───── AVAILABLE RECORDS ─────

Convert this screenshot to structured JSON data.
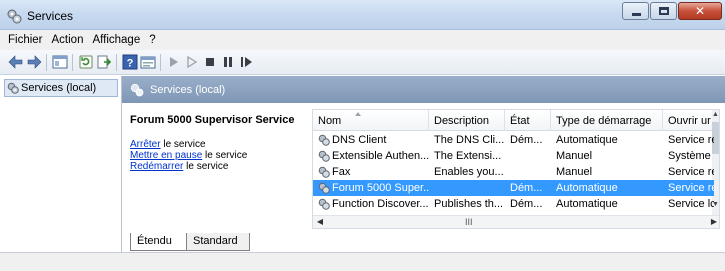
{
  "window": {
    "title": "Services"
  },
  "menu": [
    "Fichier",
    "Action",
    "Affichage",
    "?"
  ],
  "toolbar": {
    "icons": [
      "back-arrow-icon",
      "forward-arrow-icon",
      "show-hide-tree-icon",
      "refresh-icon",
      "export-list-icon",
      "help-icon",
      "properties-icon",
      "start-service-icon",
      "start-service-alt-icon",
      "stop-service-icon",
      "pause-service-icon",
      "restart-service-icon"
    ]
  },
  "tree": {
    "root_label": "Services (local)"
  },
  "header_band": {
    "title": "Services (local)"
  },
  "detail": {
    "service_name": "Forum 5000 Supervisor Service",
    "action1_link": "Arrêter",
    "action1_rest": " le service",
    "action2_link": "Mettre en pause",
    "action2_rest": " le service",
    "action3_link": "Redémarrer",
    "action3_rest": " le service"
  },
  "list": {
    "columns": [
      "Nom",
      "Description",
      "État",
      "Type de démarrage",
      "Ouvrir ur"
    ],
    "rows": [
      {
        "name": "DNS Client",
        "desc": "The DNS Cli...",
        "state": "Dém...",
        "startup": "Automatique",
        "logon": "Service re",
        "selected": false
      },
      {
        "name": "Extensible Authen...",
        "desc": "The Extensi...",
        "state": "",
        "startup": "Manuel",
        "logon": "Système",
        "selected": false
      },
      {
        "name": "Fax",
        "desc": "Enables you...",
        "state": "",
        "startup": "Manuel",
        "logon": "Service re",
        "selected": false
      },
      {
        "name": "Forum 5000 Super...",
        "desc": "",
        "state": "Dém...",
        "startup": "Automatique",
        "logon": "Service re",
        "selected": true
      },
      {
        "name": "Function Discover...",
        "desc": "Publishes th...",
        "state": "Dém...",
        "startup": "Automatique",
        "logon": "Service lc",
        "selected": false
      }
    ],
    "hscroll_grip": "III"
  },
  "tabs": {
    "extended": "Étendu",
    "standard": "Standard"
  },
  "colors": {
    "selection": "#3399ff",
    "header_band": "#8aa2c0",
    "link": "#0033cc"
  }
}
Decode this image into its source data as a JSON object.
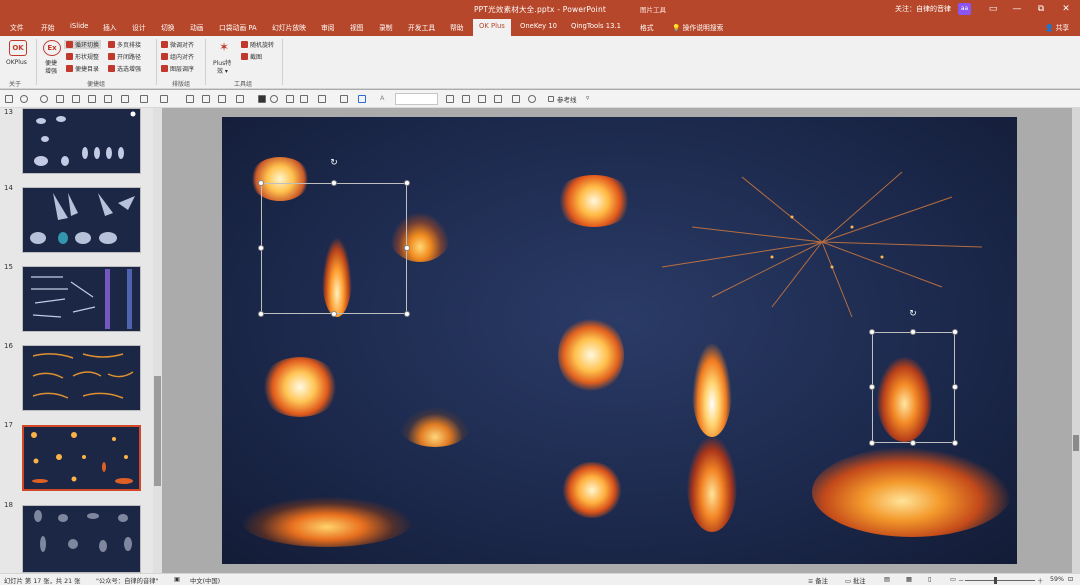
{
  "window": {
    "title": "PPT光效素材大全.pptx  -  PowerPoint",
    "context_tools": "图片工具",
    "user_label": "关注：自律的音律",
    "avatar_text": "aa",
    "min": "—",
    "restore": "⧉",
    "close": "✕",
    "ribbon_toggle": "▭"
  },
  "tabs": [
    "文件",
    "开始",
    "iSlide",
    "插入",
    "设计",
    "切换",
    "动画",
    "口袋动画 PA",
    "幻灯片放映",
    "审阅",
    "视图",
    "录制",
    "开发工具",
    "帮助",
    "OK Plus",
    "OneKey 10",
    "QingTools 13.1",
    "格式"
  ],
  "active_tab": "OK Plus",
  "search_label": "操作说明搜索",
  "share_label": "共享",
  "ribbon": {
    "okplus": "OKPlus",
    "group_guan": "关于",
    "ex_big_1": "便捷",
    "ex_big_2": "增强",
    "b1": "循环切换",
    "b2": "形状规整",
    "b3": "便捷目录",
    "b4": "多页排接",
    "b5": "开闭路径",
    "b6": "选选增强",
    "group_bianjie": "便捷组",
    "c1": "微调对齐",
    "c2": "组内对齐",
    "c3": "图层调序",
    "group_paiban": "排版组",
    "plus_big_1": "Plus特",
    "plus_big_2": "效 ▾",
    "d1": "随机旋转",
    "d2": "截图",
    "group_gongju": "工具组"
  },
  "qat": {
    "ref_line": "参考线",
    "font_a": "A"
  },
  "slides": [
    {
      "num": "13",
      "selected": false
    },
    {
      "num": "14",
      "selected": false
    },
    {
      "num": "15",
      "selected": false
    },
    {
      "num": "16",
      "selected": false
    },
    {
      "num": "17",
      "selected": true
    },
    {
      "num": "18",
      "selected": false
    }
  ],
  "status": {
    "slide_info": "幻灯片 第 17 张，共 21 张",
    "wechat": "\"公众号：自律的音律\"",
    "language": "中文(中国)",
    "notes": "备注",
    "comments": "批注",
    "zoom": "59%",
    "minus": "－",
    "plus": "＋"
  },
  "colors": {
    "title_red": "#b7472a",
    "selected_outline": "#d24726"
  }
}
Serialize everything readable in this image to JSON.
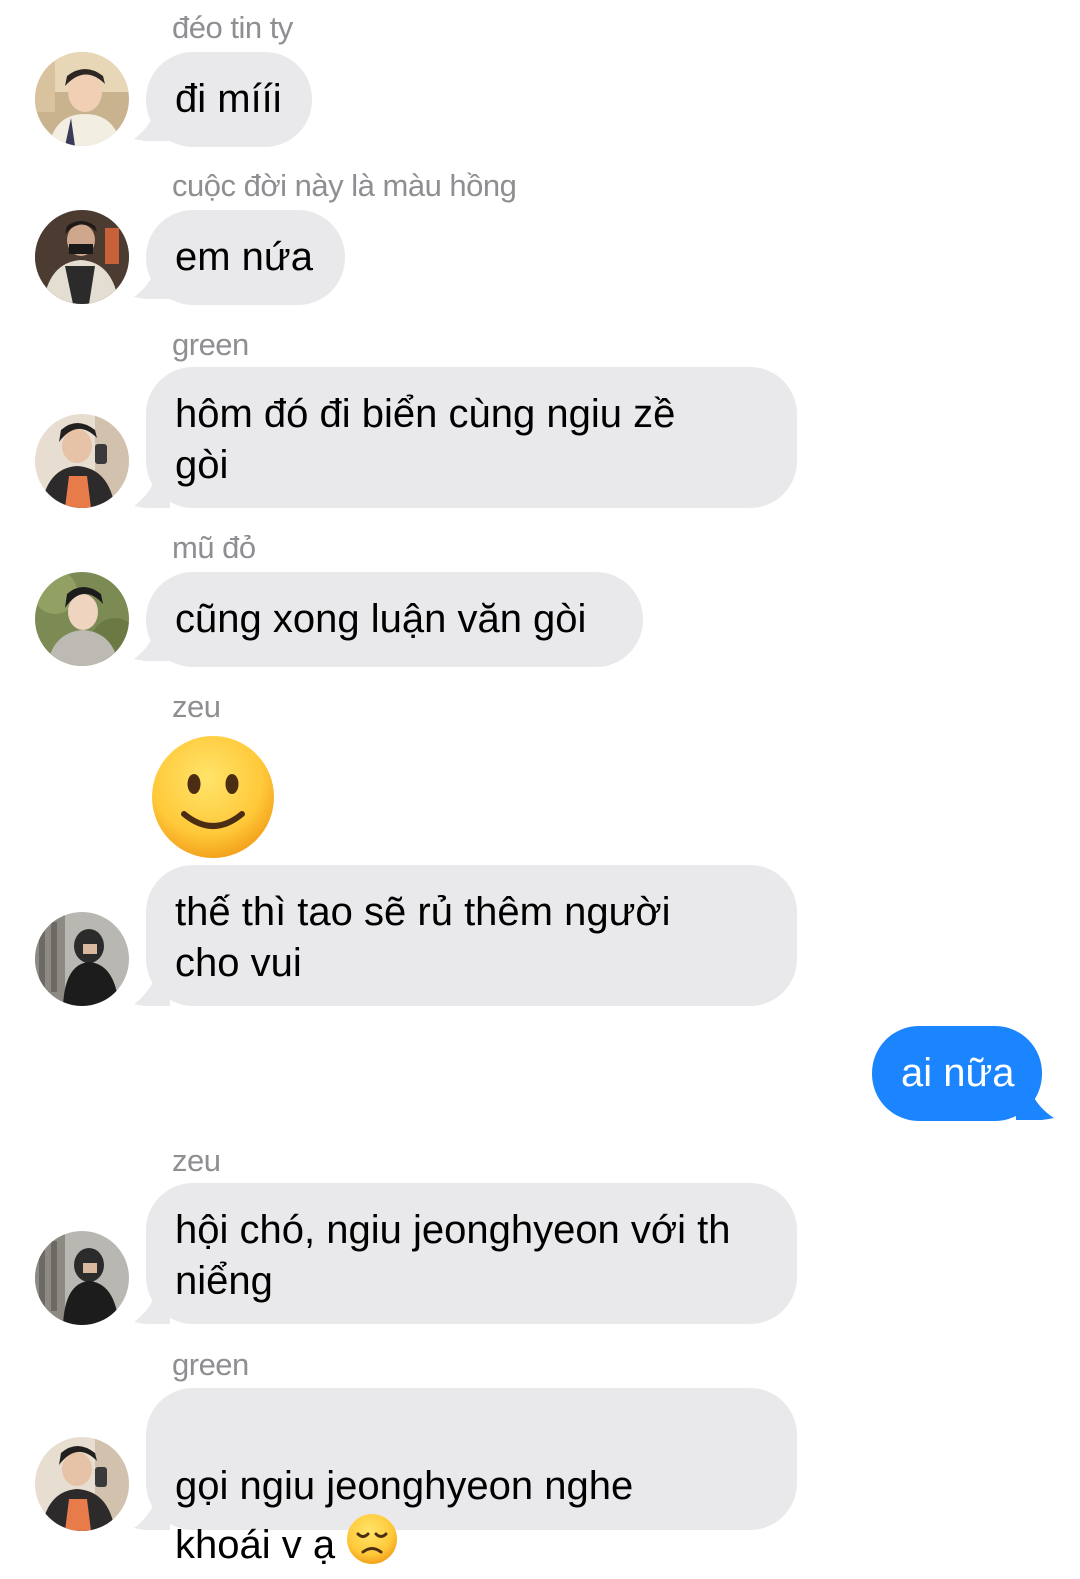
{
  "thread": {
    "messages": [
      {
        "sender": "đéo tin ty",
        "text": "đi mííi"
      },
      {
        "sender": "cuộc đời này là màu hồng",
        "text": "em nứa"
      },
      {
        "sender": "green",
        "text": "hôm đó đi biển cùng ngiu zề\ngòi"
      },
      {
        "sender": "mũ đỏ",
        "text": "cũng xong luận văn gòi"
      },
      {
        "sender": "zeu",
        "emoji": "slightly-smiling-face-emoji",
        "text": "thế thì tao sẽ rủ thêm người\ncho vui"
      },
      {
        "sender": "",
        "text": "ai nữa",
        "outgoing": true
      },
      {
        "sender": "zeu",
        "text": "hội chó, ngiu jeonghyeon với th\nniểng"
      },
      {
        "sender": "green",
        "text": "gọi ngiu jeonghyeon nghe\nkhoái v ạ",
        "emoji": "disappointed-face-emoji"
      }
    ]
  },
  "colors": {
    "incoming_bubble": "#e9e9eb",
    "outgoing_bubble": "#1b84ff",
    "sender_label": "#8e8e93"
  }
}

─────

▶ [WHAT IS EXPECTED]: In the entries above, find each line with the word "Forum" and copy it.

▶ [FULL SOLUTION]:
    "service_name": "Forum 5000 Supervisor Service",
        "name": "Forum 5000 Super...",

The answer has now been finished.